• _THE REQUEST_: Scan the entries below for the word "image". Copy each line that has it.

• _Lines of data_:
--- START ---

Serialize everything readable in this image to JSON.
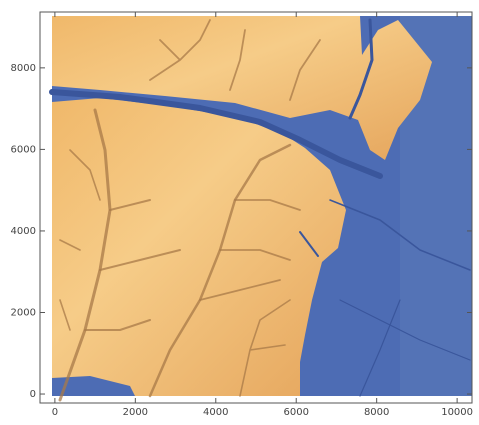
{
  "chart_data": {
    "type": "image",
    "xlim": [
      -370,
      10370
    ],
    "ylim": [
      -220,
      9370
    ],
    "xticks": [
      0,
      2000,
      4000,
      6000,
      8000,
      10000
    ],
    "yticks": [
      0,
      2000,
      4000,
      6000,
      8000
    ]
  }
}
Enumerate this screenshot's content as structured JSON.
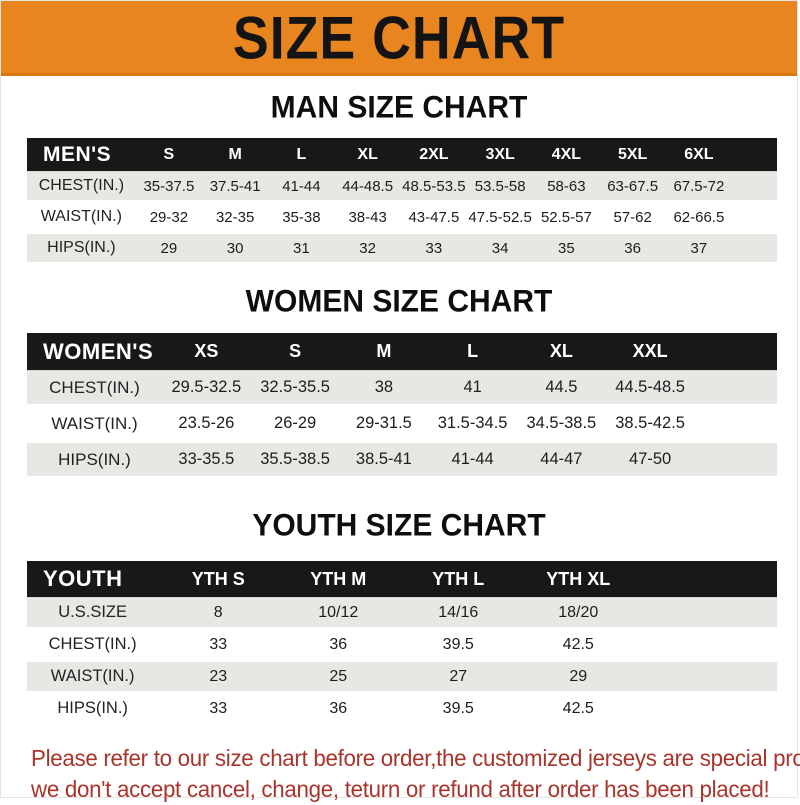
{
  "banner": {
    "title": "SIZE CHART",
    "background_color": "#E8851E",
    "text_color": "#141414"
  },
  "sections": [
    {
      "heading": "MAN SIZE CHART",
      "header_label": "MEN'S",
      "columns": [
        "S",
        "M",
        "L",
        "XL",
        "2XL",
        "3XL",
        "4XL",
        "5XL",
        "6XL"
      ],
      "rows": [
        {
          "label": "CHEST(IN.)",
          "values": [
            "35-37.5",
            "37.5-41",
            "41-44",
            "44-48.5",
            "48.5-53.5",
            "53.5-58",
            "58-63",
            "63-67.5",
            "67.5-72"
          ]
        },
        {
          "label": "WAIST(IN.)",
          "values": [
            "29-32",
            "32-35",
            "35-38",
            "38-43",
            "43-47.5",
            "47.5-52.5",
            "52.5-57",
            "57-62",
            "62-66.5"
          ]
        },
        {
          "label": "HIPS(IN.)",
          "values": [
            "29",
            "30",
            "31",
            "32",
            "33",
            "34",
            "35",
            "36",
            "37"
          ]
        }
      ]
    },
    {
      "heading": "WOMEN SIZE CHART",
      "header_label": "WOMEN'S",
      "columns": [
        "XS",
        "S",
        "M",
        "L",
        "XL",
        "XXL"
      ],
      "rows": [
        {
          "label": "CHEST(IN.)",
          "values": [
            "29.5-32.5",
            "32.5-35.5",
            "38",
            "41",
            "44.5",
            "44.5-48.5"
          ]
        },
        {
          "label": "WAIST(IN.)",
          "values": [
            "23.5-26",
            "26-29",
            "29-31.5",
            "31.5-34.5",
            "34.5-38.5",
            "38.5-42.5"
          ]
        },
        {
          "label": "HIPS(IN.)",
          "values": [
            "33-35.5",
            "35.5-38.5",
            "38.5-41",
            "41-44",
            "44-47",
            "47-50"
          ]
        }
      ]
    },
    {
      "heading": "YOUTH SIZE CHART",
      "header_label": "YOUTH",
      "columns": [
        "YTH S",
        "YTH M",
        "YTH L",
        "YTH XL"
      ],
      "rows": [
        {
          "label": "U.S.SIZE",
          "values": [
            "8",
            "10/12",
            "14/16",
            "18/20"
          ]
        },
        {
          "label": "CHEST(IN.)",
          "values": [
            "33",
            "36",
            "39.5",
            "42.5"
          ]
        },
        {
          "label": "WAIST(IN.)",
          "values": [
            "23",
            "25",
            "27",
            "29"
          ]
        },
        {
          "label": "HIPS(IN.)",
          "values": [
            "33",
            "36",
            "39.5",
            "42.5"
          ]
        }
      ]
    }
  ],
  "disclaimer": {
    "line1": "Please refer to our size chart before order,the customized jerseys are special products,",
    "line2": "we don't accept cancel, change, teturn or refund after order has been placed!",
    "text_color": "#A8342C"
  },
  "colors": {
    "banner_orange": "#E8851E",
    "table_header_black": "#181818",
    "row_gray": "#E8E7E4",
    "disclaimer_red": "#A8342C"
  },
  "chart_data": [
    {
      "type": "table",
      "title": "MAN SIZE CHART",
      "columns": [
        "MEN'S",
        "S",
        "M",
        "L",
        "XL",
        "2XL",
        "3XL",
        "4XL",
        "5XL",
        "6XL"
      ],
      "rows": [
        [
          "CHEST(IN.)",
          "35-37.5",
          "37.5-41",
          "41-44",
          "44-48.5",
          "48.5-53.5",
          "53.5-58",
          "58-63",
          "63-67.5",
          "67.5-72"
        ],
        [
          "WAIST(IN.)",
          "29-32",
          "32-35",
          "35-38",
          "38-43",
          "43-47.5",
          "47.5-52.5",
          "52.5-57",
          "57-62",
          "62-66.5"
        ],
        [
          "HIPS(IN.)",
          "29",
          "30",
          "31",
          "32",
          "33",
          "34",
          "35",
          "36",
          "37"
        ]
      ]
    },
    {
      "type": "table",
      "title": "WOMEN SIZE CHART",
      "columns": [
        "WOMEN'S",
        "XS",
        "S",
        "M",
        "L",
        "XL",
        "XXL"
      ],
      "rows": [
        [
          "CHEST(IN.)",
          "29.5-32.5",
          "32.5-35.5",
          "38",
          "41",
          "44.5",
          "44.5-48.5"
        ],
        [
          "WAIST(IN.)",
          "23.5-26",
          "26-29",
          "29-31.5",
          "31.5-34.5",
          "34.5-38.5",
          "38.5-42.5"
        ],
        [
          "HIPS(IN.)",
          "33-35.5",
          "35.5-38.5",
          "38.5-41",
          "41-44",
          "44-47",
          "47-50"
        ]
      ]
    },
    {
      "type": "table",
      "title": "YOUTH SIZE CHART",
      "columns": [
        "YOUTH",
        "YTH S",
        "YTH M",
        "YTH L",
        "YTH XL"
      ],
      "rows": [
        [
          "U.S.SIZE",
          "8",
          "10/12",
          "14/16",
          "18/20"
        ],
        [
          "CHEST(IN.)",
          "33",
          "36",
          "39.5",
          "42.5"
        ],
        [
          "WAIST(IN.)",
          "23",
          "25",
          "27",
          "29"
        ],
        [
          "HIPS(IN.)",
          "33",
          "36",
          "39.5",
          "42.5"
        ]
      ]
    }
  ]
}
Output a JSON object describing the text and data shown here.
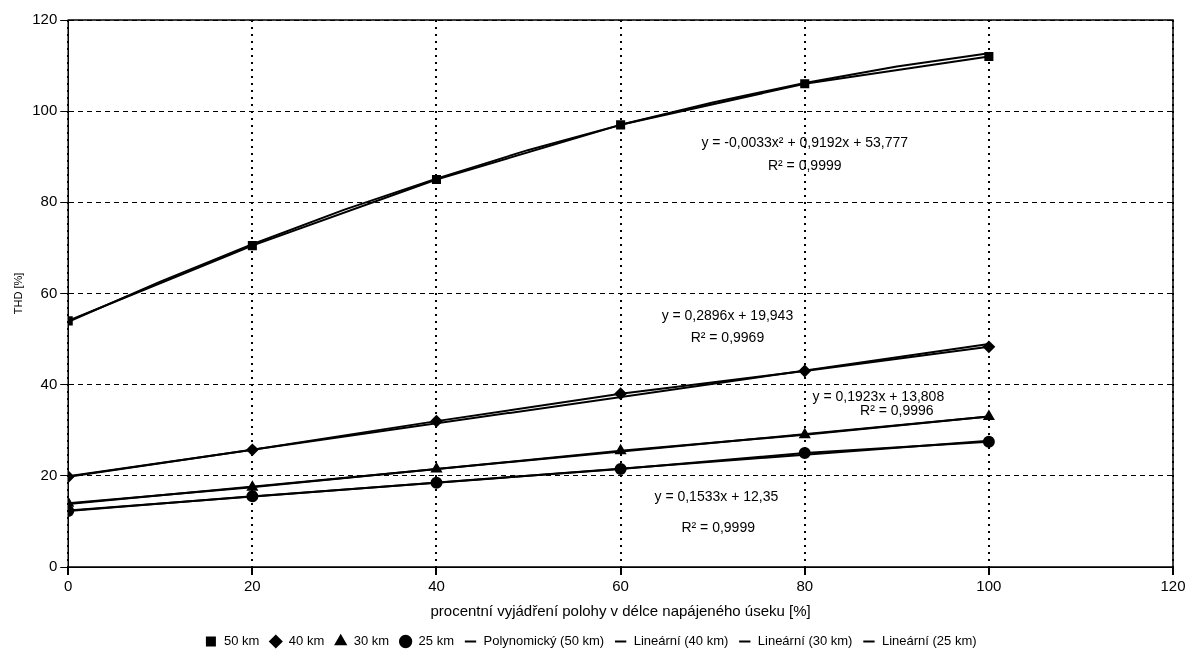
{
  "chart_data": {
    "type": "line",
    "xlabel": "procentní vyjádření polohy v délce napájeného úseku [%]",
    "ylabel": "THD [%]",
    "x": [
      0,
      20,
      40,
      60,
      80,
      100
    ],
    "series": [
      {
        "name": "50 km",
        "color": "#000000",
        "marker": "square",
        "values": [
          54,
          70.5,
          85,
          97,
          106,
          112
        ]
      },
      {
        "name": "40 km",
        "color": "#000000",
        "marker": "diamond",
        "values": [
          19.8,
          25.7,
          32,
          38,
          43,
          48.3
        ]
      },
      {
        "name": "30 km",
        "color": "#000000",
        "marker": "triangle",
        "values": [
          14,
          17.5,
          21.5,
          25.5,
          29,
          33
        ]
      },
      {
        "name": "25 km",
        "color": "#000000",
        "marker": "circle",
        "values": [
          12.3,
          15.5,
          18.5,
          21.5,
          25,
          27.5
        ]
      },
      {
        "name": "Polynomický (50 km)",
        "color": "#000000",
        "marker": "none",
        "x": [
          0,
          10,
          20,
          30,
          40,
          50,
          60,
          70,
          80,
          90,
          100
        ],
        "values": [
          53.8,
          62.6,
          70.8,
          78.4,
          85.2,
          91.5,
          97,
          101.9,
          106.2,
          109.8,
          112.7
        ]
      },
      {
        "name": "Lineární (40 km)",
        "color": "#000000",
        "marker": "none",
        "x": [
          0,
          100
        ],
        "values": [
          19.9,
          48.9
        ]
      },
      {
        "name": "Lineární (30 km)",
        "color": "#000000",
        "marker": "none",
        "x": [
          0,
          100
        ],
        "values": [
          13.8,
          33
        ]
      },
      {
        "name": "Lineární (25 km)",
        "color": "#000000",
        "marker": "none",
        "x": [
          0,
          100
        ],
        "values": [
          12.4,
          27.7
        ]
      }
    ],
    "annotations": [
      "y = -0,0033x² + 0,9192x + 53,777",
      "R² = 0,9999",
      "y = 0,2896x + 19,943",
      "R² = 0,9969",
      "y = 0,1923x + 13,808",
      "R² = 0,9996",
      "y = 0,1533x + 12,35",
      "R² = 0,9999"
    ],
    "xlim": [
      0,
      120
    ],
    "xticks": [
      0,
      20,
      40,
      60,
      80,
      100,
      120
    ],
    "ylim": [
      0,
      120
    ],
    "yticks": [
      0,
      20,
      40,
      60,
      80,
      100,
      120
    ],
    "grid": true,
    "legend": "bottom",
    "line_style": "solid"
  }
}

--- END ---

• _CORRECT RESPONSE_:
Serialize everything readable in this image to JSON.
    "type": "image",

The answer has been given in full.